Source records
====
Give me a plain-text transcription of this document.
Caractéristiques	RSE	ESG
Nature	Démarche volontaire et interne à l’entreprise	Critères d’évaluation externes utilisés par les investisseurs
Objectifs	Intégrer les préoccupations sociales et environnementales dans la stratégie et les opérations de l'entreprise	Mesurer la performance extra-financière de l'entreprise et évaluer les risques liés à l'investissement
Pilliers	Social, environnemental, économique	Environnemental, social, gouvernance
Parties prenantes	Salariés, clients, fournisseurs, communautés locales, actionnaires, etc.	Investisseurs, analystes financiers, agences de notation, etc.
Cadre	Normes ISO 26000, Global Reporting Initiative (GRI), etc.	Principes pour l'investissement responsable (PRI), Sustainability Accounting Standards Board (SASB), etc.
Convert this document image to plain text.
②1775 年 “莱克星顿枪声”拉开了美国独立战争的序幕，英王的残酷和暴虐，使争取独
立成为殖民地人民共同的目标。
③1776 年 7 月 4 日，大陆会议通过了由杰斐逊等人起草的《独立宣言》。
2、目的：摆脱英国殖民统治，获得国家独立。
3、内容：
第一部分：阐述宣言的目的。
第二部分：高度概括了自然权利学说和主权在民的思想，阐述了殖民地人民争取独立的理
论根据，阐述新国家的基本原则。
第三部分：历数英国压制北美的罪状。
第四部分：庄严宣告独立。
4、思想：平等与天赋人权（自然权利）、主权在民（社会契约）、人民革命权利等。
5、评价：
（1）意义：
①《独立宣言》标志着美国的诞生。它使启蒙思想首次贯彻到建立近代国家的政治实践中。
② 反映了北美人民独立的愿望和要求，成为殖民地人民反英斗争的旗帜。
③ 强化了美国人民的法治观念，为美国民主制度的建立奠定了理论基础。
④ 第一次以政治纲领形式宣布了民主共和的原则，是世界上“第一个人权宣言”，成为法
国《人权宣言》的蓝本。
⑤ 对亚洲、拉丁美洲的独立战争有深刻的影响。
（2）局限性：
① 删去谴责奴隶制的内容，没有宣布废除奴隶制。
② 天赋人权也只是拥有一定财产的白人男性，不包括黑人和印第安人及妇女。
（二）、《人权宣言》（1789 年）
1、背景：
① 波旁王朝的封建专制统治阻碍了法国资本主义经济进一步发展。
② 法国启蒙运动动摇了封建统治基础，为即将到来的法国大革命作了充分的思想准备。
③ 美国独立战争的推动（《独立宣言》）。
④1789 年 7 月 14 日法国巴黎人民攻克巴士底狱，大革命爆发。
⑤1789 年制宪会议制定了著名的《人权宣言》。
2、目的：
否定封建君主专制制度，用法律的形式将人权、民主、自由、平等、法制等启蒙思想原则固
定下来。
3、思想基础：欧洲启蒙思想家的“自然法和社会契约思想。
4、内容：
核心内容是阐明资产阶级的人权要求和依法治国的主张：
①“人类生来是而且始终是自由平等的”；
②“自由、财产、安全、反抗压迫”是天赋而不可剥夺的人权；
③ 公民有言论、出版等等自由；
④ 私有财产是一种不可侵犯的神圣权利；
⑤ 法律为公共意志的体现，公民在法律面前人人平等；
====
◆ **What needs to be done**:
Would you copy out each line exactly as written?

◆ **Complete response**:
Give me a plain-text transcription of this document.
Caractéristiques	RSE	ESG
Nature	Démarche volontaire et interne à l’entreprise	Critères d’évaluation externes utilisés par les investisseurs
Objectifs	Intégrer les préoccupations sociales et environnementales dans la stratégie et les opérations de l'entreprise	Mesurer la performance extra-financière de l'entreprise et évaluer les risques liés à l'investissement
Pilliers	Social, environnemental, économique	Environnemental, social, gouvernance
Parties prenantes	Salariés, clients, fournisseurs, communautés locales, actionnaires, etc.	Investisseurs, analystes financiers, agences de notation, etc.
Cadre	Normes ISO 26000, Global Reporting Initiative (GRI), etc.	Principes pour l'investissement responsable (PRI), Sustainability Accounting Standards Board (SASB), etc.
Convert this document image to plain text.
②1775 年 “莱克星顿枪声”拉开了美国独立战争的序幕，英王的残酷和暴虐，使争取独
立成为殖民地人民共同的目标。
③1776 年 7 月 4 日，大陆会议通过了由杰斐逊等人起草的《独立宣言》。
2、目的：摆脱英国殖民统治，获得国家独立。
3、内容：
第一部分：阐述宣言的目的。
第二部分：高度概括了自然权利学说和主权在民的思想，阐述了殖民地人民争取独立的理
论根据，阐述新国家的基本原则。
第三部分：历数英国压制北美的罪状。
第四部分：庄严宣告独立。
4、思想：平等与天赋人权（自然权利）、主权在民（社会契约）、人民革命权利等。
5、评价：
（1）意义：
①《独立宣言》标志着美国的诞生。它使启蒙思想首次贯彻到建立近代国家的政治实践中。
② 反映了北美人民独立的愿望和要求，成为殖民地人民反英斗争的旗帜。
③ 强化了美国人民的法治观念，为美国民主制度的建立奠定了理论基础。
④ 第一次以政治纲领形式宣布了民主共和的原则，是世界上“第一个人权宣言”，成为法
国《人权宣言》的蓝本。
⑤ 对亚洲、拉丁美洲的独立战争有深刻的影响。
（2）局限性：
① 删去谴责奴隶制的内容，没有宣布废除奴隶制。
② 天赋人权也只是拥有一定财产的白人男性，不包括黑人和印第安人及妇女。
（二）、《人权宣言》（1789 年）
1、背景：
① 波旁王朝的封建专制统治阻碍了法国资本主义经济进一步发展。
② 法国启蒙运动动摇了封建统治基础，为即将到来的法国大革命作了充分的思想准备。
③ 美国独立战争的推动（《独立宣言》）。
④1789 年 7 月 14 日法国巴黎人民攻克巴士底狱，大革命爆发。
⑤1789 年制宪会议制定了著名的《人权宣言》。
2、目的：
否定封建君主专制制度，用法律的形式将人权、民主、自由、平等、法制等启蒙思想原则固
定下来。
3、思想基础：欧洲启蒙思想家的“自然法和社会契约思想。
4、内容：
核心内容是阐明资产阶级的人权要求和依法治国的主张：
①“人类生来是而且始终是自由平等的”；
②“自由、财产、安全、反抗压迫”是天赋而不可剥夺的人权；
③ 公民有言论、出版等等自由；
④ 私有财产是一种不可侵犯的神圣权利；
⑤ 法律为公共意志的体现，公民在法律面前人人平等；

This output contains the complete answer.